-- begin --
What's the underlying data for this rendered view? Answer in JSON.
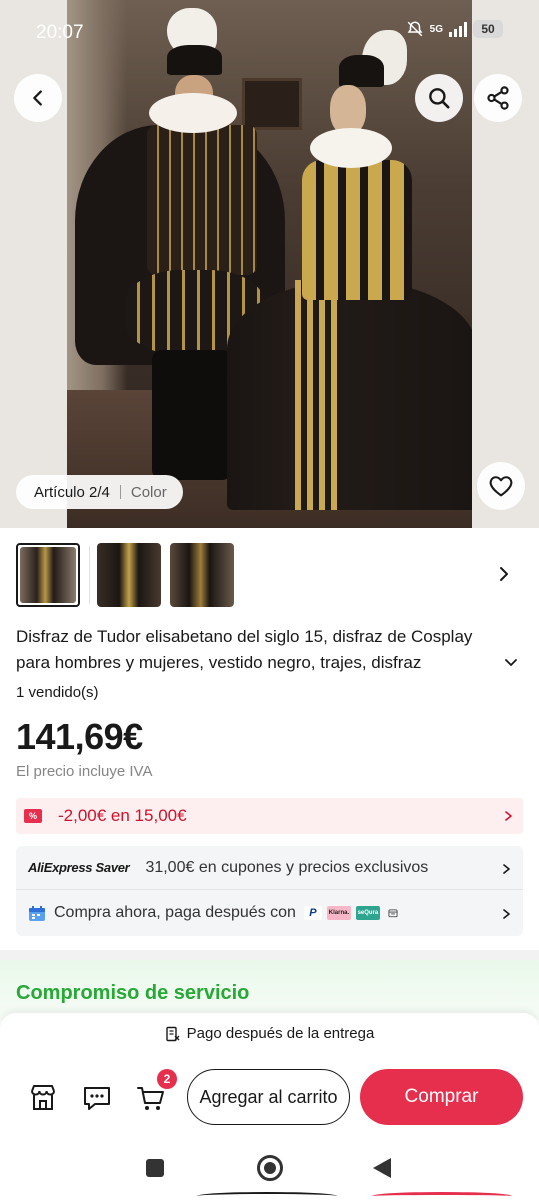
{
  "status_bar": {
    "time": "20:07",
    "network": "5G",
    "battery": "50"
  },
  "hero": {
    "counter": "Artículo 2/4",
    "color_label": "Color",
    "icons": [
      "back-arrow-icon",
      "search-icon",
      "share-icon",
      "heart-icon"
    ]
  },
  "thumbnails": {
    "count": 3,
    "selected_index": 0
  },
  "product": {
    "title": "Disfraz de Tudor elisabetano del siglo 15, disfraz de Cosplay para hombres y mujeres, vestido negro, trajes, disfraz renacentista",
    "sold": "1 vendido(s)",
    "price": "141,69€",
    "tax_note": "El precio incluye IVA"
  },
  "coupon": {
    "badge": "%",
    "text": "-2,00€ en 15,00€",
    "color": "#d0112b"
  },
  "saver": {
    "logo": "AliExpress Saver",
    "text": "31,00€ en cupones y precios exclusivos"
  },
  "pay_later": {
    "text": "Compra ahora, paga después con",
    "logos": [
      "P",
      "Klarna.",
      "seQura"
    ]
  },
  "service": {
    "title": "Compromiso de servicio",
    "color": "#27a935"
  },
  "bottom": {
    "pay_after_delivery": "Pago después de la entrega",
    "cart_badge": "2",
    "add_to_cart": "Agregar al carrito",
    "buy": "Comprar",
    "accent": "#e62e4d"
  }
}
-- end --
◆ **WRITTEN REQUEST**:
Repeat the listing above exactly, with no pictures.

◆ **CORRECT OUTPUT**:
What's the underlying data for this rendered view? Answer in JSON.
{
  "status_bar": {
    "time": "20:07",
    "network": "5G",
    "battery": "50"
  },
  "hero": {
    "counter": "Artículo 2/4",
    "color_label": "Color",
    "icons": [
      "back-arrow-icon",
      "search-icon",
      "share-icon",
      "heart-icon"
    ]
  },
  "thumbnails": {
    "count": 3,
    "selected_index": 0
  },
  "product": {
    "title": "Disfraz de Tudor elisabetano del siglo 15, disfraz de Cosplay para hombres y mujeres, vestido negro, trajes, disfraz renacentista",
    "sold": "1 vendido(s)",
    "price": "141,69€",
    "tax_note": "El precio incluye IVA"
  },
  "coupon": {
    "badge": "%",
    "text": "-2,00€ en 15,00€",
    "color": "#d0112b"
  },
  "saver": {
    "logo": "AliExpress Saver",
    "text": "31,00€ en cupones y precios exclusivos"
  },
  "pay_later": {
    "text": "Compra ahora, paga después con",
    "logos": [
      "P",
      "Klarna.",
      "seQura"
    ]
  },
  "service": {
    "title": "Compromiso de servicio",
    "color": "#27a935"
  },
  "bottom": {
    "pay_after_delivery": "Pago después de la entrega",
    "cart_badge": "2",
    "add_to_cart": "Agregar al carrito",
    "buy": "Comprar",
    "accent": "#e62e4d"
  }
}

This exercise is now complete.